---- Supplied entries
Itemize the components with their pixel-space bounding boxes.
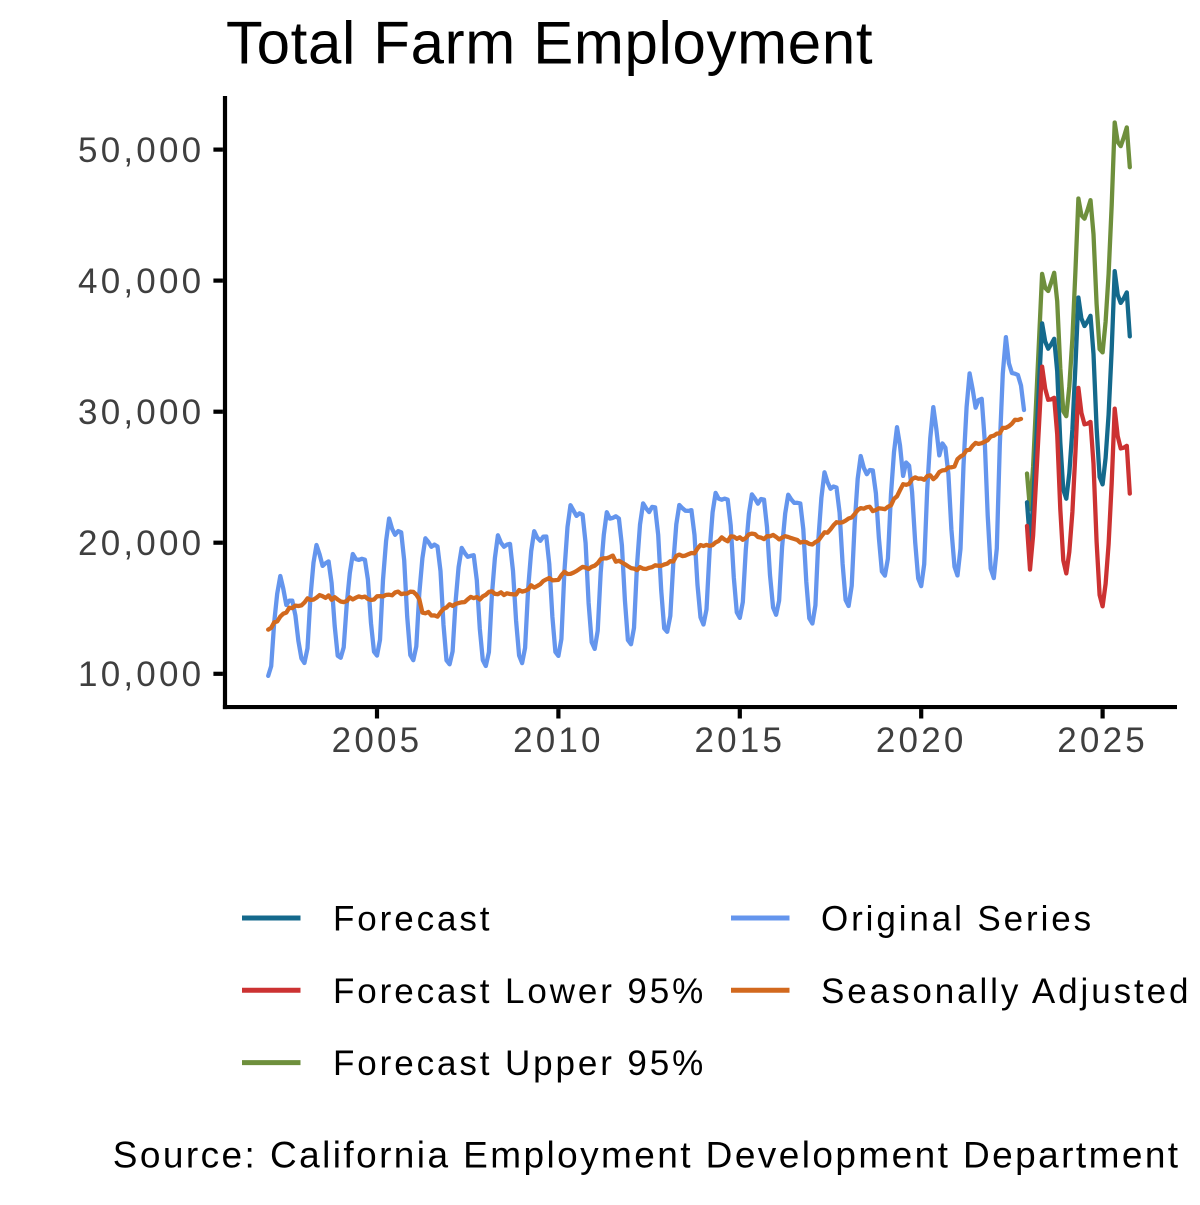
svg-text:2020: 2020 (876, 721, 967, 760)
svg-text:30,000: 30,000 (78, 393, 204, 432)
svg-text:20,000: 20,000 (78, 524, 204, 563)
svg-text:40,000: 40,000 (78, 262, 204, 301)
svg-text:Original Series: Original Series (821, 900, 1094, 939)
svg-text:2005: 2005 (332, 721, 423, 760)
svg-text:Total Farm Employment: Total Farm Employment (226, 9, 873, 76)
svg-text:2025: 2025 (1057, 721, 1148, 760)
svg-text:2015: 2015 (694, 721, 785, 760)
svg-text:10,000: 10,000 (78, 655, 204, 694)
svg-text:50,000: 50,000 (78, 131, 204, 170)
svg-text:Forecast: Forecast (333, 900, 492, 939)
svg-text:Source: California Employment: Source: California Employment Developmen… (113, 1135, 1181, 1176)
svg-text:Forecast Lower 95%: Forecast Lower 95% (333, 972, 706, 1011)
svg-text:Seasonally Adjusted: Seasonally Adjusted (821, 972, 1191, 1011)
svg-text:Forecast Upper 95%: Forecast Upper 95% (333, 1044, 706, 1083)
svg-text:2010: 2010 (513, 721, 604, 760)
--------
> _Problem requirements_
Please extract every line of the items above that contains the word "Forecast", matching its case.

> _Response_
svg-text:Forecast: Forecast (333, 900, 492, 939)
svg-text:Forecast Lower 95%: Forecast Lower 95% (333, 972, 706, 1011)
svg-text:Forecast Upper 95%: Forecast Upper 95% (333, 1044, 706, 1083)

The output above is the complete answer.